>> Begin Task inputs

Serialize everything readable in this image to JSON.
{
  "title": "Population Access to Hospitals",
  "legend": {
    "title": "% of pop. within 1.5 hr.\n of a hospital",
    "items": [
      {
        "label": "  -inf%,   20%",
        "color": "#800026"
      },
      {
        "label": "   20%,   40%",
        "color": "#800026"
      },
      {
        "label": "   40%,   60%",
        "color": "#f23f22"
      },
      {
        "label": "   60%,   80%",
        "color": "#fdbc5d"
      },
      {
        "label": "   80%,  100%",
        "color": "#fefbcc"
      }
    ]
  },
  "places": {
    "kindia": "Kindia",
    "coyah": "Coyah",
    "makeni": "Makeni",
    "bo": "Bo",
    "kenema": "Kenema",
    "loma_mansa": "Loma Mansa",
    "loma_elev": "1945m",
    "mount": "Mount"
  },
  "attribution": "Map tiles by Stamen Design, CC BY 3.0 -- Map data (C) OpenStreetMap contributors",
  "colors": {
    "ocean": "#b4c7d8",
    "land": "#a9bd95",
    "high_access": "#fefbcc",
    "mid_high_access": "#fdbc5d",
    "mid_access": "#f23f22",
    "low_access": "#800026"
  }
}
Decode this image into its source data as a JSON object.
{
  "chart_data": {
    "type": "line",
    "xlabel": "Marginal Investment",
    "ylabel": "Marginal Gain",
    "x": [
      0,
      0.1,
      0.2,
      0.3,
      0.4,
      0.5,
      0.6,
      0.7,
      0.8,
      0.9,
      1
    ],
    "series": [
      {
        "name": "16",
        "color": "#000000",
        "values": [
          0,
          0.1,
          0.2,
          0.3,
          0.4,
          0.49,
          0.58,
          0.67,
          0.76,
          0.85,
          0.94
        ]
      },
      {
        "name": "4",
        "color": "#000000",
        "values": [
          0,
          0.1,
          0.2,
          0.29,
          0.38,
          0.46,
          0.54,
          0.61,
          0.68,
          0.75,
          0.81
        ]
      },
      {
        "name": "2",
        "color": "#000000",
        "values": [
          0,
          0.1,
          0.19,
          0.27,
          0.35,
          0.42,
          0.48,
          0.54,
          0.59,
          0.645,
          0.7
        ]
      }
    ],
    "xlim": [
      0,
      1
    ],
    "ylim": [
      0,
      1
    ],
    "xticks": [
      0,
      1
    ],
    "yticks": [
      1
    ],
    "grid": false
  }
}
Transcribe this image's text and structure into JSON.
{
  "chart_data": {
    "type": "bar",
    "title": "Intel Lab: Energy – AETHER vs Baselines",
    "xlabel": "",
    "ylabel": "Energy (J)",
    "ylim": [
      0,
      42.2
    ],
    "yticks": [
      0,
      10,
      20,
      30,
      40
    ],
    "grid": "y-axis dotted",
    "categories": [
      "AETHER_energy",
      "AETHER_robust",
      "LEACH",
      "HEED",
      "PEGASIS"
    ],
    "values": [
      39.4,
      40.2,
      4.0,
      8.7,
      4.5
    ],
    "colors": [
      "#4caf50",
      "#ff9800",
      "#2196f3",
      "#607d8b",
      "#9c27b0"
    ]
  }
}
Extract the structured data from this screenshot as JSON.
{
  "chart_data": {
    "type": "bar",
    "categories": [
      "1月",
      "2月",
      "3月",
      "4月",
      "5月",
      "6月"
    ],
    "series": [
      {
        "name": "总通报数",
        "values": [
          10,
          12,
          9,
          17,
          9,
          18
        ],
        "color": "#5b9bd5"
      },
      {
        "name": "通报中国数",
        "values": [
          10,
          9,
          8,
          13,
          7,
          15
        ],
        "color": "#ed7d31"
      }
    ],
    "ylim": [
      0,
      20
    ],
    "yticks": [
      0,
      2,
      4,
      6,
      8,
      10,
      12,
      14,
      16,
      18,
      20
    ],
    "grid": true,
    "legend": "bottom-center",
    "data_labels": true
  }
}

>> End Task inputs

[Task brief]:
Tally the lines in the listing that hold "title" and report the number alone.

[Full answer]:
3